_Exercise goal:_ Only the lines from the line holding "Extract all readable text from this page." through the final line of the entries below are to be returned, exactly as they stand.

_Provided records:_
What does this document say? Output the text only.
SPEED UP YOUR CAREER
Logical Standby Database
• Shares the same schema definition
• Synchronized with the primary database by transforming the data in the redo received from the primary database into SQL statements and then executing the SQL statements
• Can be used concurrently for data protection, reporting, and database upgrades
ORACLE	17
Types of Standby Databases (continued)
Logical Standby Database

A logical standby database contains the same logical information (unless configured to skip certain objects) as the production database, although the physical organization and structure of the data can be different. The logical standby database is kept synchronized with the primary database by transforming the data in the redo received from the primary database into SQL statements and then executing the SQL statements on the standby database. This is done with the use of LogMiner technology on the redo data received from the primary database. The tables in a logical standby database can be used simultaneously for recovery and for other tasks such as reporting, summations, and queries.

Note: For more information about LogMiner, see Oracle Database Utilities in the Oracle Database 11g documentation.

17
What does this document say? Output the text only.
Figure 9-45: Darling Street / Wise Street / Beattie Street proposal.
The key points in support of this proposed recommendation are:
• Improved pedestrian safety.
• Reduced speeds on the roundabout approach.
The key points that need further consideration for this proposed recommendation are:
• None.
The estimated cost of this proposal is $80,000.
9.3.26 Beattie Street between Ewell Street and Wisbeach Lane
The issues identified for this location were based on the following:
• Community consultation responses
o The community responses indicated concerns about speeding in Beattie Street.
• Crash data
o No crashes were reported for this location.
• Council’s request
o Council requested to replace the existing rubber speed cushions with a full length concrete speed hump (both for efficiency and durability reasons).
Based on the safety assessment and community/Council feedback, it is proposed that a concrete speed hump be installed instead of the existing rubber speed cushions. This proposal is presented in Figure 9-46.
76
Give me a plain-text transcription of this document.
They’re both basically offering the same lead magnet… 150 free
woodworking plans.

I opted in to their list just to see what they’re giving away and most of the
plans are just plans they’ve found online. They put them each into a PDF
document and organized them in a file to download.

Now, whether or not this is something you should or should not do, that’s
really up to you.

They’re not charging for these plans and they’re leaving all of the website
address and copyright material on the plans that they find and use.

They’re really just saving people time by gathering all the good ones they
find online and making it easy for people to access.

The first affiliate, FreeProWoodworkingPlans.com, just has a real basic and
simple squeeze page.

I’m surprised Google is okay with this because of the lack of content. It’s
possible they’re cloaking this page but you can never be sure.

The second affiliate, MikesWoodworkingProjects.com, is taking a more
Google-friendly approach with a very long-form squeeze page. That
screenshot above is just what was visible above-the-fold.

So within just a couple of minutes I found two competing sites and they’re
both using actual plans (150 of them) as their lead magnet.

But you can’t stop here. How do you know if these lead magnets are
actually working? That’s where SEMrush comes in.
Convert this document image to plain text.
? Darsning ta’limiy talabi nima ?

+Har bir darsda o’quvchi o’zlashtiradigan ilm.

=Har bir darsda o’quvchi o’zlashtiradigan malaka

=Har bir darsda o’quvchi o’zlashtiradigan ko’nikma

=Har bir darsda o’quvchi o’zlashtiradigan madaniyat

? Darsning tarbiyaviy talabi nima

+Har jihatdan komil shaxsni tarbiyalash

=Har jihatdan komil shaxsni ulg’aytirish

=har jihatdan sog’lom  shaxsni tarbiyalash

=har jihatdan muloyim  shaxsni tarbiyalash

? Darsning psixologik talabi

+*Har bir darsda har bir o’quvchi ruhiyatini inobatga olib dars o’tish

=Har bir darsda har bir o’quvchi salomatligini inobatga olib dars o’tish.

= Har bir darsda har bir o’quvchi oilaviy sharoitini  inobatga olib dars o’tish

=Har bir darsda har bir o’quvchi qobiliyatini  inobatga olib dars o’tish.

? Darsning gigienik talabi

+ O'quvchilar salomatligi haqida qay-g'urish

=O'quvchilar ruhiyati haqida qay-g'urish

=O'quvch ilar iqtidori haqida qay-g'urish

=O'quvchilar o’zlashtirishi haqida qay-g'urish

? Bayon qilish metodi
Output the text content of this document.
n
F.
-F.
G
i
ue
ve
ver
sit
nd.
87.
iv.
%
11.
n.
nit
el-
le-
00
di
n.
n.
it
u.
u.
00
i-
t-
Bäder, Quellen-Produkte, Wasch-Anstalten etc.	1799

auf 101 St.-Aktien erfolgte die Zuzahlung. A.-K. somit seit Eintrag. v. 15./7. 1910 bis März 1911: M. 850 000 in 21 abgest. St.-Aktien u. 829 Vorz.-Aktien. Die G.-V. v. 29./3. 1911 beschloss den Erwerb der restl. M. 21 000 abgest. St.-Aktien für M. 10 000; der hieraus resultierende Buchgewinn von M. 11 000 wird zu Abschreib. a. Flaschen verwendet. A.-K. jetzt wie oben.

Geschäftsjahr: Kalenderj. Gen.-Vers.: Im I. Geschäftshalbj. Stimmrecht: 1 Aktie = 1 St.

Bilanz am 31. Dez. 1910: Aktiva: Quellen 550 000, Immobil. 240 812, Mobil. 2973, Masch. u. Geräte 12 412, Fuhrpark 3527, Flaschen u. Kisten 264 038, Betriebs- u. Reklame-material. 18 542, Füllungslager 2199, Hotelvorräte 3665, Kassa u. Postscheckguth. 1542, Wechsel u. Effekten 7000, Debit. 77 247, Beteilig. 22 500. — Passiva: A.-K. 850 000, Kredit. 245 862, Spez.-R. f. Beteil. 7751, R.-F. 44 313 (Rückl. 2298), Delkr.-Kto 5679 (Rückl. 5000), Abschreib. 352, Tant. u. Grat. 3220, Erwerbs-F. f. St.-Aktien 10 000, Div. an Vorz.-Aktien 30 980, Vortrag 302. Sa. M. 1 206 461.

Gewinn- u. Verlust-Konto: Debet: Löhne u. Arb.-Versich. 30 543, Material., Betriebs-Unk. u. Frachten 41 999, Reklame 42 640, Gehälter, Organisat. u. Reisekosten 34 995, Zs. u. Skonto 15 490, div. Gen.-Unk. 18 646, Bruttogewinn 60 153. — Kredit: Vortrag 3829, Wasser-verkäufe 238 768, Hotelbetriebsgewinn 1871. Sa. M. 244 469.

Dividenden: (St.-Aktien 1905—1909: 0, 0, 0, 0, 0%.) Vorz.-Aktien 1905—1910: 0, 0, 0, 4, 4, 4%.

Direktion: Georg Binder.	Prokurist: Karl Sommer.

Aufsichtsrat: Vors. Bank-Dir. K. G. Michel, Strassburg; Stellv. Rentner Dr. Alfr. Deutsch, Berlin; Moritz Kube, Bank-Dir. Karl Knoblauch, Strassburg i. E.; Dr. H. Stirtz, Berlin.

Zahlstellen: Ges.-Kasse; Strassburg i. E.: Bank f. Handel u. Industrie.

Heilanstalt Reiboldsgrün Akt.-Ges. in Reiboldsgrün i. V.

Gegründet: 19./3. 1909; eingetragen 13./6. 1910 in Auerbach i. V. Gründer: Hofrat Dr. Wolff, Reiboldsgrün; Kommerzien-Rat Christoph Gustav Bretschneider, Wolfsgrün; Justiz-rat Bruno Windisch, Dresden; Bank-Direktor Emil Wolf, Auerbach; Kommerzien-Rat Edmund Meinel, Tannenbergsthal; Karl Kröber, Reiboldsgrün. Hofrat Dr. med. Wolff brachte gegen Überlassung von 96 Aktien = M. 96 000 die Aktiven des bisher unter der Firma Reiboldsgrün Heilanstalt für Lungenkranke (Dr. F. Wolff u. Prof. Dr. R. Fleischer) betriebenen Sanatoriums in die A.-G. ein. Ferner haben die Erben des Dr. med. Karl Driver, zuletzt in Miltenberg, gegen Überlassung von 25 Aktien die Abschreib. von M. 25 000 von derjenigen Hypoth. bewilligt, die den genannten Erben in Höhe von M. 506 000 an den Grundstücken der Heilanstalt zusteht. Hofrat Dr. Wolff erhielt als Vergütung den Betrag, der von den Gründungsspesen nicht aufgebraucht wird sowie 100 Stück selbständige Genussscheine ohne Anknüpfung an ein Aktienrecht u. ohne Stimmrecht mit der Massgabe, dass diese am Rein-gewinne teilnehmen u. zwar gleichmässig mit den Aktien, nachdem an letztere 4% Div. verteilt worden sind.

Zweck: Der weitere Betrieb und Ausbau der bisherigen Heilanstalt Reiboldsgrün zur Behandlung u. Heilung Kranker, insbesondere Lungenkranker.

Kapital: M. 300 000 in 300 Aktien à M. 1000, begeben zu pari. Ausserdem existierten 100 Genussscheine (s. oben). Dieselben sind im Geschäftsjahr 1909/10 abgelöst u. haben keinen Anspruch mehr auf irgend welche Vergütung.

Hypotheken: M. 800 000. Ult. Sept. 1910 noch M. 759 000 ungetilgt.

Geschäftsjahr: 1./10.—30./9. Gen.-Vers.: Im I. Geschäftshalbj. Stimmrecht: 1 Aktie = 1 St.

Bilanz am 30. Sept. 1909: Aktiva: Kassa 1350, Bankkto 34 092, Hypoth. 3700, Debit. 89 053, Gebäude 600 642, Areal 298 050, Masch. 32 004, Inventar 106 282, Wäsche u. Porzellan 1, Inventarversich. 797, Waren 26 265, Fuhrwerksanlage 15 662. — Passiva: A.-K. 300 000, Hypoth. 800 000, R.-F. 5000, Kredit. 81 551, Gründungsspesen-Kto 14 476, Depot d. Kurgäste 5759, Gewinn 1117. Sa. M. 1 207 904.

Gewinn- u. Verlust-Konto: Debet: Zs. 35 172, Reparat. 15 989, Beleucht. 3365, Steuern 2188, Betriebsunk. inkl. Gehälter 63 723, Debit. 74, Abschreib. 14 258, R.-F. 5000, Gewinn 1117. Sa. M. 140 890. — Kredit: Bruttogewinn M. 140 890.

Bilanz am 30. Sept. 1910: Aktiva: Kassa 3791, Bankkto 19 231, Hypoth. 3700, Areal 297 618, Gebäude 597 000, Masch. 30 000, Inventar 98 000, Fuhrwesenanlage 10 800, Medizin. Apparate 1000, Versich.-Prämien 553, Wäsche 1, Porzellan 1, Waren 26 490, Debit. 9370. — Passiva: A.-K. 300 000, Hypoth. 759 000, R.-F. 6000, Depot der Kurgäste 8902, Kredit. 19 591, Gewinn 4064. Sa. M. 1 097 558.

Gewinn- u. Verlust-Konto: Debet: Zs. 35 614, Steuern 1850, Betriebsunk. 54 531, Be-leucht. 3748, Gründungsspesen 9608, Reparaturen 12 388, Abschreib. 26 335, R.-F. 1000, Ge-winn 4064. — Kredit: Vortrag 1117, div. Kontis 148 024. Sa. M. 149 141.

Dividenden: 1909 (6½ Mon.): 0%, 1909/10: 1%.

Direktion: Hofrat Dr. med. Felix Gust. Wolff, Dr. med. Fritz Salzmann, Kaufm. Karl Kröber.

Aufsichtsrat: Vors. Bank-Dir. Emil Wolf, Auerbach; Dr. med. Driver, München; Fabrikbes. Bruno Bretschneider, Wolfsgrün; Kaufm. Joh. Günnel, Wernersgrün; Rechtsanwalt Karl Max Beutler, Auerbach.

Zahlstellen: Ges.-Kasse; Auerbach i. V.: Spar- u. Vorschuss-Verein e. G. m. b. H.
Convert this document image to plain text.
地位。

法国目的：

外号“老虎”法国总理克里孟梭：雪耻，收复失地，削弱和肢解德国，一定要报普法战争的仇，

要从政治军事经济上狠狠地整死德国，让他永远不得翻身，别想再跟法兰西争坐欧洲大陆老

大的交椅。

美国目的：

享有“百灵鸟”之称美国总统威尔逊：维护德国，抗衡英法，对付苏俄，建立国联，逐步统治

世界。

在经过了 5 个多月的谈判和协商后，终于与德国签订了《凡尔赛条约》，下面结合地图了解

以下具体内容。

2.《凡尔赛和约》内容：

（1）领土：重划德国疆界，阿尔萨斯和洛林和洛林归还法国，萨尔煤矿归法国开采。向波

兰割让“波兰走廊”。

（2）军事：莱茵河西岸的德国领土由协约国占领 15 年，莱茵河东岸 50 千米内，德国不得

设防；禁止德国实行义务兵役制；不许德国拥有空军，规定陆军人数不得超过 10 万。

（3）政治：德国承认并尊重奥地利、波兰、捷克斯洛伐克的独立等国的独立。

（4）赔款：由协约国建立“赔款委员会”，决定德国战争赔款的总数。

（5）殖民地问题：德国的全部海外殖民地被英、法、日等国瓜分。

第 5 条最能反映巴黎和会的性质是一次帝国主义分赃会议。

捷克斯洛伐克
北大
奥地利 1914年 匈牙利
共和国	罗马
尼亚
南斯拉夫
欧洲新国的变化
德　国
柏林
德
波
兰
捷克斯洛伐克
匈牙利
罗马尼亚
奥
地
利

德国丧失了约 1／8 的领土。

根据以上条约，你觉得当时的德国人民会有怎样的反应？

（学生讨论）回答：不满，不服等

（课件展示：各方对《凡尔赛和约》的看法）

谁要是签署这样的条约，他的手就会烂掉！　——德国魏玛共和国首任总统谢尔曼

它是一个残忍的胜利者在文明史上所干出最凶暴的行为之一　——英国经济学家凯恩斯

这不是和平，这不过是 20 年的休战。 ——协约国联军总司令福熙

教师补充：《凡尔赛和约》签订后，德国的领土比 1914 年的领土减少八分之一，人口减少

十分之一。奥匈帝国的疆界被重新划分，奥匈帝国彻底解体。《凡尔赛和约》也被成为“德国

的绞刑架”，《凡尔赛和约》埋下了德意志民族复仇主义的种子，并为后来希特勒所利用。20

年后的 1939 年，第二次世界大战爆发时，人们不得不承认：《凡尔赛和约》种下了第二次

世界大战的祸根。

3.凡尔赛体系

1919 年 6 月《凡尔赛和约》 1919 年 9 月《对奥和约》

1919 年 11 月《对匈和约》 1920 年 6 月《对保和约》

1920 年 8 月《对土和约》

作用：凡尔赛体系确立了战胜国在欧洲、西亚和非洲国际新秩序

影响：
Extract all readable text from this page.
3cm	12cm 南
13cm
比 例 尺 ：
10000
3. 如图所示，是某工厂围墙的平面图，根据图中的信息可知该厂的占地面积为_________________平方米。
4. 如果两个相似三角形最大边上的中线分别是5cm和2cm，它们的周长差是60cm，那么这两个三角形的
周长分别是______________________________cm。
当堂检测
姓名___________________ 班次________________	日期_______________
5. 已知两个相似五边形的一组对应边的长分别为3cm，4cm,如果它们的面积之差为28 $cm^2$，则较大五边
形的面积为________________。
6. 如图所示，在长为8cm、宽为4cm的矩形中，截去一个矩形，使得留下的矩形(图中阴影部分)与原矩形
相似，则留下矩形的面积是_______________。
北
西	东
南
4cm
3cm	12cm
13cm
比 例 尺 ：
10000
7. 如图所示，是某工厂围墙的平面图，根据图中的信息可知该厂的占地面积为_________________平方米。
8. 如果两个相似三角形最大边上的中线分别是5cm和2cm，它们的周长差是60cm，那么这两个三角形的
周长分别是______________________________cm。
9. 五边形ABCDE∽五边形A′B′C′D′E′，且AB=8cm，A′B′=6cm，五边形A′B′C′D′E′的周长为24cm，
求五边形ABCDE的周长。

_Task answer:_
Extract all readable text from this page.
3cm	12cm 南
13cm
比 例 尺 ：
10000
3. 如图所示，是某工厂围墙的平面图，根据图中的信息可知该厂的占地面积为_________________平方米。
4. 如果两个相似三角形最大边上的中线分别是5cm和2cm，它们的周长差是60cm，那么这两个三角形的
周长分别是______________________________cm。
当堂检测
姓名___________________ 班次________________	日期_______________
5. 已知两个相似五边形的一组对应边的长分别为3cm，4cm,如果它们的面积之差为28 $cm^2$，则较大五边
形的面积为________________。
6. 如图所示，在长为8cm、宽为4cm的矩形中，截去一个矩形，使得留下的矩形(图中阴影部分)与原矩形
相似，则留下矩形的面积是_______________。
北
西	东
南
4cm
3cm	12cm
13cm
比 例 尺 ：
10000
7. 如图所示，是某工厂围墙的平面图，根据图中的信息可知该厂的占地面积为_________________平方米。
8. 如果两个相似三角形最大边上的中线分别是5cm和2cm，它们的周长差是60cm，那么这两个三角形的
周长分别是______________________________cm。
9. 五边形ABCDE∽五边形A′B′C′D′E′，且AB=8cm，A′B′=6cm，五边形A′B′C′D′E′的周长为24cm，
求五边形ABCDE的周长。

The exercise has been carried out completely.